- [What needs to be done]
Show every line of the records below that contains the word "title".

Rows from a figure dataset

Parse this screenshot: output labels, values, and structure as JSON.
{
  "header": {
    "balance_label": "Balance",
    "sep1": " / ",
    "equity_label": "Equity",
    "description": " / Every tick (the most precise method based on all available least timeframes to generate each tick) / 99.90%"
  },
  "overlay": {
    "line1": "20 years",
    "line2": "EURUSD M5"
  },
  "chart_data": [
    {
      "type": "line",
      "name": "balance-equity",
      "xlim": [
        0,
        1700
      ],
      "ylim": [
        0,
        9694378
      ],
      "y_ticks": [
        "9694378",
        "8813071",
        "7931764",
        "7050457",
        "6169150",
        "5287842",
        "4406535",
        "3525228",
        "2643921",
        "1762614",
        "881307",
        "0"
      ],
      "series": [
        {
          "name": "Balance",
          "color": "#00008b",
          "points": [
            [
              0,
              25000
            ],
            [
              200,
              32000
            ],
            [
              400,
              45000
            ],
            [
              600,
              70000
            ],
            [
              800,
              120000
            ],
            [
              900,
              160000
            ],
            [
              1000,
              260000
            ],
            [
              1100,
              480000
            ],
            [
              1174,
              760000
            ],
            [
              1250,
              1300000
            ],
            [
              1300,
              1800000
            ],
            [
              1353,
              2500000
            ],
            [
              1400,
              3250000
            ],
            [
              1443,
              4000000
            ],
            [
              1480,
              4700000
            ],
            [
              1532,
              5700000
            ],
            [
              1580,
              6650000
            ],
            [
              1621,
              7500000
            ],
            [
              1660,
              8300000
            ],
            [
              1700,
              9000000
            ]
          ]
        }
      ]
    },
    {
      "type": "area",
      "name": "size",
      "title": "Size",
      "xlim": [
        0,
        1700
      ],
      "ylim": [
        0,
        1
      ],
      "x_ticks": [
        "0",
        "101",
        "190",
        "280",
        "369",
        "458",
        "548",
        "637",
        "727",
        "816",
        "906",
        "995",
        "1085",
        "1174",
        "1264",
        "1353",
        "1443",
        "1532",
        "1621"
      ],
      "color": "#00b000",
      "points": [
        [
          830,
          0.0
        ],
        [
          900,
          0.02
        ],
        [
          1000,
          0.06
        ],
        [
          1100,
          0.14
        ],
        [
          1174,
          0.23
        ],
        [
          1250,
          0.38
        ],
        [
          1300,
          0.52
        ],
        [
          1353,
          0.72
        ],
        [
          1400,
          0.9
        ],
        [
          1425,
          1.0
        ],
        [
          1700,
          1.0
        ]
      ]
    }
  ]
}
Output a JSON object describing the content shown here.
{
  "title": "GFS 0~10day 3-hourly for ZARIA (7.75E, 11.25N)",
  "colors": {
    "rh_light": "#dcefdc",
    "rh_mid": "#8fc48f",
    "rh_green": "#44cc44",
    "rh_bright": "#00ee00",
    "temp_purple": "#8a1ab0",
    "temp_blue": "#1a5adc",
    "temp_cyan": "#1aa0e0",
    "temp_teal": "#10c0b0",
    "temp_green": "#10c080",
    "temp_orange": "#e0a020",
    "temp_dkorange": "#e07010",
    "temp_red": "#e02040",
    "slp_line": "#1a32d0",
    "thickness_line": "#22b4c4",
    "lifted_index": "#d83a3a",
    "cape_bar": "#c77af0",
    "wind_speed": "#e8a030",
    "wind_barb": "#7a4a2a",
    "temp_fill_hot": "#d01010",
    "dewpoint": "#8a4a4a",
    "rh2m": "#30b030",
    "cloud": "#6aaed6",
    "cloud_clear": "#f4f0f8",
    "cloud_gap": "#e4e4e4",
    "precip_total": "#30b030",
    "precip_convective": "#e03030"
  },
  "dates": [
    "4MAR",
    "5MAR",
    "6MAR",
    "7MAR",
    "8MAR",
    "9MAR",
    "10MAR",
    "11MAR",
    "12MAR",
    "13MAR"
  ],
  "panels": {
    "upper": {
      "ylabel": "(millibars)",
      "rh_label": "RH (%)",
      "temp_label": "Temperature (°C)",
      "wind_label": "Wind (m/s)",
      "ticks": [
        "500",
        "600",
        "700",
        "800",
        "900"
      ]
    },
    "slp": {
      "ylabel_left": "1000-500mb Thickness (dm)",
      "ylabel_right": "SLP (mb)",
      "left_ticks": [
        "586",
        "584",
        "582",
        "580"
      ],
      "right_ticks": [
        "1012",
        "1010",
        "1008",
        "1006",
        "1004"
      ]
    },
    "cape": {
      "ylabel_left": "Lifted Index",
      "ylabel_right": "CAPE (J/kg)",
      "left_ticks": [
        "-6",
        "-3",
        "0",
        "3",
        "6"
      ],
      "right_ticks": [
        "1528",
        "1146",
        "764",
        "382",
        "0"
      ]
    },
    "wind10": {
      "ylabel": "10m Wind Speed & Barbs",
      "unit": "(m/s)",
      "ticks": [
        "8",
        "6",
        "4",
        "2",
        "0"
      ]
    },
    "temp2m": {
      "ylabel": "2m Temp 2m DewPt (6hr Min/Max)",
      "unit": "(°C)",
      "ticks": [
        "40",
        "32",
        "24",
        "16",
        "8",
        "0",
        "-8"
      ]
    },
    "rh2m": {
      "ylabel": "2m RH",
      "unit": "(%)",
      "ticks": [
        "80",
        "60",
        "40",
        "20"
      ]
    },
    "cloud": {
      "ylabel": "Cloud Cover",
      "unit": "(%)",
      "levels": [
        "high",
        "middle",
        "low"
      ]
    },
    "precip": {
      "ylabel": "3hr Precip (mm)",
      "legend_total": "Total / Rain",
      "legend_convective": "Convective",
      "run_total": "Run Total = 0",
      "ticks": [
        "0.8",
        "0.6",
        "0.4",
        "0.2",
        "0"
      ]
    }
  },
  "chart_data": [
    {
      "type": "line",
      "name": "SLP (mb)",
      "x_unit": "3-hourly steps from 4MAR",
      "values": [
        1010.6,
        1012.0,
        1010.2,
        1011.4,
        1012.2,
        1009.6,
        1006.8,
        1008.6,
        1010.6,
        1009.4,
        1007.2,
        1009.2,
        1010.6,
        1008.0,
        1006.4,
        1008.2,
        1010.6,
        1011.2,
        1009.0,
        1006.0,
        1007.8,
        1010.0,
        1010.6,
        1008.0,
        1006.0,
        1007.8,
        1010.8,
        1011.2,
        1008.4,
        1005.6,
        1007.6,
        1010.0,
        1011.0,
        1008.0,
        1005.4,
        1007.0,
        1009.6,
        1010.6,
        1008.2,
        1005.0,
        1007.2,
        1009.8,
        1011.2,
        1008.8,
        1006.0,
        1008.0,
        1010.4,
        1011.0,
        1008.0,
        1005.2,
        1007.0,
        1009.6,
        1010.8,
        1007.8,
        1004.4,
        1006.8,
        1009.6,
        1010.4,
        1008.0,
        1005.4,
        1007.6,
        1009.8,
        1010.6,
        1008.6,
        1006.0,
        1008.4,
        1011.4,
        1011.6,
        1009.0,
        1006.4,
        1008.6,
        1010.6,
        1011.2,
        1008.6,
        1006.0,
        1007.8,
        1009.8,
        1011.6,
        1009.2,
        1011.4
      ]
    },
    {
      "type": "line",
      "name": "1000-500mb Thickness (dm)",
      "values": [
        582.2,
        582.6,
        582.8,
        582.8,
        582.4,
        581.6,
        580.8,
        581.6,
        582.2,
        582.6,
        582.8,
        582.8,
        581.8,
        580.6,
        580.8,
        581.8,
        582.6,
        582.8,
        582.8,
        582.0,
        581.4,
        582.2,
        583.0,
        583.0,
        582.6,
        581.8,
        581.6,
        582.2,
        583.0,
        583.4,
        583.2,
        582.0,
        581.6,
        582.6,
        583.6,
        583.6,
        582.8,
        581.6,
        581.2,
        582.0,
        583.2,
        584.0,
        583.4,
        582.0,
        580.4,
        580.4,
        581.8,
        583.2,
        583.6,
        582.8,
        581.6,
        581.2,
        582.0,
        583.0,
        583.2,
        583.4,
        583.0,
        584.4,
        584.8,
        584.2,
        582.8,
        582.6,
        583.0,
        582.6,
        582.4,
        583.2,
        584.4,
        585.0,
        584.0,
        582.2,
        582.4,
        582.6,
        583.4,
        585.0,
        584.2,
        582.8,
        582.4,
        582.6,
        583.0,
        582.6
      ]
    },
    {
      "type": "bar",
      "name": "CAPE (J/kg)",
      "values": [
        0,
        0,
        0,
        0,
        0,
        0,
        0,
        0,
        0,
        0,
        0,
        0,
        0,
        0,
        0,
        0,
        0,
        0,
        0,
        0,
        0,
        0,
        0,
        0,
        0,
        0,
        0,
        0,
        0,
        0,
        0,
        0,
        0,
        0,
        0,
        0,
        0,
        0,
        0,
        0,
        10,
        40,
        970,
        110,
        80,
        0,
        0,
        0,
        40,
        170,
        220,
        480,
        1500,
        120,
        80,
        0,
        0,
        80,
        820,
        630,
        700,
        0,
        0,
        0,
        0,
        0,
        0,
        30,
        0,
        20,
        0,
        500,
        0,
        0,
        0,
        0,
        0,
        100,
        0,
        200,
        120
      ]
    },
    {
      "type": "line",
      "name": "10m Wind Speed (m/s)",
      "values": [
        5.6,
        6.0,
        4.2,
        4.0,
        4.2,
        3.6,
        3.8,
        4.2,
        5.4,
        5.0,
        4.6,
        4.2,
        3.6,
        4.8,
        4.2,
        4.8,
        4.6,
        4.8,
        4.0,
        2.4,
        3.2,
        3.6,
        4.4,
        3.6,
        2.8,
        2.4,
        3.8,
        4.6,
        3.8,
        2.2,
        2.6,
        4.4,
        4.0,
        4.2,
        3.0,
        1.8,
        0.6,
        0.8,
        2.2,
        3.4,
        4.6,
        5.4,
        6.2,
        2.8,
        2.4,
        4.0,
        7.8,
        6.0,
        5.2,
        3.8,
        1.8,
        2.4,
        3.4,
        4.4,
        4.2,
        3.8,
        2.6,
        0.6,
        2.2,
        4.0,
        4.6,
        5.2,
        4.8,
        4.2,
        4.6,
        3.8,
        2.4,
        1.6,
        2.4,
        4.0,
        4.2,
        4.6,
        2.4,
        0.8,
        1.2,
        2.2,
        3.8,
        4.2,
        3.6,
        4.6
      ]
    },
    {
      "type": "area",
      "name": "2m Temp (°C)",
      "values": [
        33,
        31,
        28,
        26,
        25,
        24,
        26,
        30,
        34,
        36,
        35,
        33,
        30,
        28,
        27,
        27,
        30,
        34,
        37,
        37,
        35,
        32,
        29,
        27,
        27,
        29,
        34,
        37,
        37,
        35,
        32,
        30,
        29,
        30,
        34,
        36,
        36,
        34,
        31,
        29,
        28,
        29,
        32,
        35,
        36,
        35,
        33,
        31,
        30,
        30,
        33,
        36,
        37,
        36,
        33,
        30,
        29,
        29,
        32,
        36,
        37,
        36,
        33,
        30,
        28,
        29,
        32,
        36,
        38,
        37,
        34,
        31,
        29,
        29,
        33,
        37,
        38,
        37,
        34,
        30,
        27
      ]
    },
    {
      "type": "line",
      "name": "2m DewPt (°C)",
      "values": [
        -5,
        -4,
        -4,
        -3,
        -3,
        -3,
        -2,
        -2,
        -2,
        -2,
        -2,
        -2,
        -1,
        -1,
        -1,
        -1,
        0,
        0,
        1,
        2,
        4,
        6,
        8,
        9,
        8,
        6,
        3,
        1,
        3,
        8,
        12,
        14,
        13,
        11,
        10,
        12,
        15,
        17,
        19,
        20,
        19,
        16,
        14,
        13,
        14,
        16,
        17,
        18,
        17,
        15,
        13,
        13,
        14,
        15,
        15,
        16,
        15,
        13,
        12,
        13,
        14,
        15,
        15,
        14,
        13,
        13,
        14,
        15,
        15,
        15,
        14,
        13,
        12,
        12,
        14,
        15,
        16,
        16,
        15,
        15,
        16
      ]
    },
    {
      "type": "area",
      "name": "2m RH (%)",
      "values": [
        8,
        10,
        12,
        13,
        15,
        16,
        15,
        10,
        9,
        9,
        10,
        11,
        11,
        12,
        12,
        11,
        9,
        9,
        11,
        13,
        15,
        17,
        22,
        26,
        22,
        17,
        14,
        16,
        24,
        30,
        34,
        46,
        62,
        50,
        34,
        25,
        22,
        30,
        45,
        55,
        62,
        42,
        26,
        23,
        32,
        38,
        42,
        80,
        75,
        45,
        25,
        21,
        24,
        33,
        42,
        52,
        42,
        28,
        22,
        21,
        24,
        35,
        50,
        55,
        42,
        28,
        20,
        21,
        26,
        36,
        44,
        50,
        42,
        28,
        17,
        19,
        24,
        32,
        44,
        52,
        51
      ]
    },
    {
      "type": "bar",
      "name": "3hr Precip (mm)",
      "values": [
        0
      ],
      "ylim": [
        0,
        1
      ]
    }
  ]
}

- [Solution below]
      "title": "Size",
  "title": "GFS 0~10day 3-hourly for ZARIA (7.75E, 11.25N)",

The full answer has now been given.